- [Stated goal]: Rewrite the data from the start through the line containing "day-subject: Física. bbox=[106, 1601, 179, 1625]" as a JSON list of strings, with one string for each line and blank lines omitted.

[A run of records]

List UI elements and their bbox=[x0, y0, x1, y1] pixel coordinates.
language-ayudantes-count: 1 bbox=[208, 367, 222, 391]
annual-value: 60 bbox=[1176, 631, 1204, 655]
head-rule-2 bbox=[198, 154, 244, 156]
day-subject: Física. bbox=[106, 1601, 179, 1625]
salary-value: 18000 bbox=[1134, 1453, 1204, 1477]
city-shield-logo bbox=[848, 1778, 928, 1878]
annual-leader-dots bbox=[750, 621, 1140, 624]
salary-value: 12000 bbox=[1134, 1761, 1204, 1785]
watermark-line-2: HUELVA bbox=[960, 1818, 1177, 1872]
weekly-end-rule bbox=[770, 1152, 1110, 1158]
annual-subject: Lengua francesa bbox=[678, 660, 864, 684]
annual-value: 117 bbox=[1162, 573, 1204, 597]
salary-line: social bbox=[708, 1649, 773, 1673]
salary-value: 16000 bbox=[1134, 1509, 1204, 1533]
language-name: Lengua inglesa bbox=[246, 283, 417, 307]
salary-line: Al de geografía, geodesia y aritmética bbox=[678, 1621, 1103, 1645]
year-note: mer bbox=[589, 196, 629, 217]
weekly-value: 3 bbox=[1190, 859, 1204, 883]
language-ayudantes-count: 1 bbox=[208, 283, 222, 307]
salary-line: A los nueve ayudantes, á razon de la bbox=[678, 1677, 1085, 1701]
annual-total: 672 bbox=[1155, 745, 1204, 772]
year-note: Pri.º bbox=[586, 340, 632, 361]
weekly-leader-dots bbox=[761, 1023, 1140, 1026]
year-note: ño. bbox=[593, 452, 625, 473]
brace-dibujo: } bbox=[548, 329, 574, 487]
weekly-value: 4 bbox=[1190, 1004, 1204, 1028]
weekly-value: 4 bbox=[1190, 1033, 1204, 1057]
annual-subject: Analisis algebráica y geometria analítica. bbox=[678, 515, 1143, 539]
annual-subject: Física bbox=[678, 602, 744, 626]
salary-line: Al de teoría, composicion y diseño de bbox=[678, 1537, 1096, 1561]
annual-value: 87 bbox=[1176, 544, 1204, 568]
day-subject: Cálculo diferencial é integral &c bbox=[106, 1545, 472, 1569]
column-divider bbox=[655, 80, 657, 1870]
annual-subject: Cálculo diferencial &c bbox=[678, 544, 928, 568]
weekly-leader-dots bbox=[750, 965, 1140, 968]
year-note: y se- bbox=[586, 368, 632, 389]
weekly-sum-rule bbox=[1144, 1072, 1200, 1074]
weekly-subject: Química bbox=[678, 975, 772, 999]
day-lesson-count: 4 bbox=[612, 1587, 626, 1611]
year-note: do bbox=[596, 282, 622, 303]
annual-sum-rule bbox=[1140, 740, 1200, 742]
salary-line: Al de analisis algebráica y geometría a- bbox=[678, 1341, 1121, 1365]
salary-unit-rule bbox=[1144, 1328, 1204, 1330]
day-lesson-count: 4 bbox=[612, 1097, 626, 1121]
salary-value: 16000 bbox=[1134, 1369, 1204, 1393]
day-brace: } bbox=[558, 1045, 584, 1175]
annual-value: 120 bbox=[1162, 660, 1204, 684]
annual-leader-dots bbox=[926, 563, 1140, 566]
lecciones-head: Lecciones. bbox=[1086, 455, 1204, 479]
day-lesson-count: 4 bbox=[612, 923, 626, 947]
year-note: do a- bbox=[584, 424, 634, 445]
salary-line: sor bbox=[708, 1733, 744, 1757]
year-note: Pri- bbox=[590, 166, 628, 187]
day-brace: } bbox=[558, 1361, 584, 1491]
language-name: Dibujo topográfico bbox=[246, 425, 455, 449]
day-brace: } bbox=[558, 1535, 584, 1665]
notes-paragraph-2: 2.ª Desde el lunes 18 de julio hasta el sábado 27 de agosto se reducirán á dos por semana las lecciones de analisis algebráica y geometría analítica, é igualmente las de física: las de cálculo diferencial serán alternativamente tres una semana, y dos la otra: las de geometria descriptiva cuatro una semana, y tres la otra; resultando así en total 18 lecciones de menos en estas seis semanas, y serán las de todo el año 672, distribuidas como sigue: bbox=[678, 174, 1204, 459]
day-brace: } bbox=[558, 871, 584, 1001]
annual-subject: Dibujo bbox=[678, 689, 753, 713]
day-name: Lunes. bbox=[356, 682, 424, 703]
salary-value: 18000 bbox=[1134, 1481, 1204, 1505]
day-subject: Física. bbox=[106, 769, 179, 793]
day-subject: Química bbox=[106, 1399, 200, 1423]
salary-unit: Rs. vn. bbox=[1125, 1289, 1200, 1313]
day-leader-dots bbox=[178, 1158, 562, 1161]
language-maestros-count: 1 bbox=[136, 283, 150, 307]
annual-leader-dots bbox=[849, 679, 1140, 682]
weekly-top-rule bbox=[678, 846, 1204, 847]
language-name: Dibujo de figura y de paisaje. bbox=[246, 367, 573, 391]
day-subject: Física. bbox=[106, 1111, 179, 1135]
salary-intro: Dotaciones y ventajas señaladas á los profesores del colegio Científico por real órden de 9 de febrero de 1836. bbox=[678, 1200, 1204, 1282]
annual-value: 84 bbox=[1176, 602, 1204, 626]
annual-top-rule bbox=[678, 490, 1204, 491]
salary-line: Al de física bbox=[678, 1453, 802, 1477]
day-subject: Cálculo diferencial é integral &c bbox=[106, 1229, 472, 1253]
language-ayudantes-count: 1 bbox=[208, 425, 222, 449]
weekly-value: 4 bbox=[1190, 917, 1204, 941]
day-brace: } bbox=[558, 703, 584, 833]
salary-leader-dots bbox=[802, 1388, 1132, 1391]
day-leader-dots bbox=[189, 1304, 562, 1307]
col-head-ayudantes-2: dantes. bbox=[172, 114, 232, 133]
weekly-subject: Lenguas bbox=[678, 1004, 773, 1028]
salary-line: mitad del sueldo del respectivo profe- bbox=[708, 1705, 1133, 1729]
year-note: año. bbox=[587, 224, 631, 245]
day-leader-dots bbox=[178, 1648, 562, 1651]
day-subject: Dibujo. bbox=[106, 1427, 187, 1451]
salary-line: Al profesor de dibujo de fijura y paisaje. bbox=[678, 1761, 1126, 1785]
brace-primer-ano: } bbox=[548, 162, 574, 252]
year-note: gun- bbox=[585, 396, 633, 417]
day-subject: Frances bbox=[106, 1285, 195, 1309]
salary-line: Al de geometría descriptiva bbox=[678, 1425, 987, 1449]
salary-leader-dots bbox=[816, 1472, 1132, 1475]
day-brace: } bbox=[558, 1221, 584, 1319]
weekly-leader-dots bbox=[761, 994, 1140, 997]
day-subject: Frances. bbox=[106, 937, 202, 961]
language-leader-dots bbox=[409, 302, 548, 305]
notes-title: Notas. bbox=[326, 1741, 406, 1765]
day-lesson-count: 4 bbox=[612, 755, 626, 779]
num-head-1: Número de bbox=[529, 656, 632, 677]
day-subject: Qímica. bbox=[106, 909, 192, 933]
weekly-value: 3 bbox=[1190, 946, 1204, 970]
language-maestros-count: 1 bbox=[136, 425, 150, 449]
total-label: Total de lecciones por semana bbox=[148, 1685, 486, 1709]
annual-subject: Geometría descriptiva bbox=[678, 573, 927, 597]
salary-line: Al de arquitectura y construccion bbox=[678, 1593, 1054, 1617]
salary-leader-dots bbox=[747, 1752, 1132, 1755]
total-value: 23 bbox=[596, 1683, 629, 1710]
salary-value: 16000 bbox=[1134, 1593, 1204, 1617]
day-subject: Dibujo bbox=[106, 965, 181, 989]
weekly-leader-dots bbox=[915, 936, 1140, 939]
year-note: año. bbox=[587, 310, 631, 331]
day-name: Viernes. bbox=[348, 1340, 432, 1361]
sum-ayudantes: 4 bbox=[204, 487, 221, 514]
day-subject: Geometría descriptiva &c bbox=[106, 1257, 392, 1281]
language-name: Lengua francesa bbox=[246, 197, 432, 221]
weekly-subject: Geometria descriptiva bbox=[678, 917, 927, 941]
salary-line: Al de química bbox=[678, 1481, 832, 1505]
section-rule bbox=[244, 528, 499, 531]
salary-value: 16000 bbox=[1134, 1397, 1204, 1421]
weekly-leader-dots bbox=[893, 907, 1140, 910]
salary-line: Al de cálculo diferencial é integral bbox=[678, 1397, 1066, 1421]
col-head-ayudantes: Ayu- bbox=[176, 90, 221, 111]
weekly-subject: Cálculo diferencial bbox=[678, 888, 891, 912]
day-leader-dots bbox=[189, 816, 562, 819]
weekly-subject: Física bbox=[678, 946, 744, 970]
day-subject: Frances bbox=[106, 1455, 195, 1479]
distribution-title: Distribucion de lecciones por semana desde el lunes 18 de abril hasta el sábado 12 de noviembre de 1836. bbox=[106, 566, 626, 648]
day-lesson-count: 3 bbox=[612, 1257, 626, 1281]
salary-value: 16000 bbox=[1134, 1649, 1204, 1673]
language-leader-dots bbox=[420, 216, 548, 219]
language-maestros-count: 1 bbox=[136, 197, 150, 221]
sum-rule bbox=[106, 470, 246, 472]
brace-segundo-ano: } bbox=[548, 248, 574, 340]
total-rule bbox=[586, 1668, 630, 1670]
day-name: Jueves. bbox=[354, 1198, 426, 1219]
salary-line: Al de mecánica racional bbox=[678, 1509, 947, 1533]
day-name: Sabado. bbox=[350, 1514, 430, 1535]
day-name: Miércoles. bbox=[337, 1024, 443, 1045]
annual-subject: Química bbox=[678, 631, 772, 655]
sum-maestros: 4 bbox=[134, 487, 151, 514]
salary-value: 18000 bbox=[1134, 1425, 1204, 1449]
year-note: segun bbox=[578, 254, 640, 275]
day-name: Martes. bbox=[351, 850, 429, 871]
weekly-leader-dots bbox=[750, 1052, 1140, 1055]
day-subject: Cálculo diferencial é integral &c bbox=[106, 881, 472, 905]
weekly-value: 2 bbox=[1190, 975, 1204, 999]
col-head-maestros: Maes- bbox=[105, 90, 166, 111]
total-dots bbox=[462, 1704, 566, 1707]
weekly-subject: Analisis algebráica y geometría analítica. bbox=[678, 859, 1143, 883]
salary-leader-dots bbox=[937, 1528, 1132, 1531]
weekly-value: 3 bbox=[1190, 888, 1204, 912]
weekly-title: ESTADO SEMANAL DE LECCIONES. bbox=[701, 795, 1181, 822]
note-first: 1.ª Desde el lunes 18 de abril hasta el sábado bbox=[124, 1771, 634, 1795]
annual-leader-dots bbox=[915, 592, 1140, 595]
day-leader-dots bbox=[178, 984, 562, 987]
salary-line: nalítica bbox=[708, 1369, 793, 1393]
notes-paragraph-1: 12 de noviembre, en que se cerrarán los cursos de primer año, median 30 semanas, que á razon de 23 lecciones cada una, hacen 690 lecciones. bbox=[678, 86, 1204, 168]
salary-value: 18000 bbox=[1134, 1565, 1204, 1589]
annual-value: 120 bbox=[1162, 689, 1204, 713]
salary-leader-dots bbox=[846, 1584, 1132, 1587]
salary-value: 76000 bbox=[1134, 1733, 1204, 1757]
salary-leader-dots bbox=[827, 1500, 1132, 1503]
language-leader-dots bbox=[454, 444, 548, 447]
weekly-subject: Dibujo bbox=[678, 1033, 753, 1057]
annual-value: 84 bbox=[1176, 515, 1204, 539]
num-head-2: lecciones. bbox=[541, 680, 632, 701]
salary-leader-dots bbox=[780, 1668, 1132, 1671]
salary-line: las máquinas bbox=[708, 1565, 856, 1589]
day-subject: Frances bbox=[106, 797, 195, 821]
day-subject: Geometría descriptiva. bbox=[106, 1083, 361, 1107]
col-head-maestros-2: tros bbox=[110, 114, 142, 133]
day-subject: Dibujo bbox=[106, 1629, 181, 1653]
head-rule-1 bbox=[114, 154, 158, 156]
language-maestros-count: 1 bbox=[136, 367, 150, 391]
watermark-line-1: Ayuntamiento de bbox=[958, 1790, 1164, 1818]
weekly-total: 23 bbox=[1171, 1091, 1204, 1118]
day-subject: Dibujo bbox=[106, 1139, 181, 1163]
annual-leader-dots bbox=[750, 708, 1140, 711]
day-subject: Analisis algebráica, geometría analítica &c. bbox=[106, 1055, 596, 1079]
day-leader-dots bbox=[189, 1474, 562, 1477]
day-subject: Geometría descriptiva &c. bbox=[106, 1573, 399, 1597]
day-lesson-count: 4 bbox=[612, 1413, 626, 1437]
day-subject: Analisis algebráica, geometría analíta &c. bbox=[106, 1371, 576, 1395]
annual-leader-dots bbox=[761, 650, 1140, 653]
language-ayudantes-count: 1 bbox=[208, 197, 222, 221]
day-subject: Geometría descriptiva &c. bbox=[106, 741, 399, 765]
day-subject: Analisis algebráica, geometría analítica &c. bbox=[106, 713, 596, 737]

- [Worked answer]:
[
  "List UI elements and their bbox=[x0, y0, x1, y1] pixel coordinates.",
  "language-ayudantes-count: 1 bbox=[208, 367, 222, 391]",
  "annual-value: 60 bbox=[1176, 631, 1204, 655]",
  "head-rule-2 bbox=[198, 154, 244, 156]",
  "day-subject: Física. bbox=[106, 1601, 179, 1625]"
]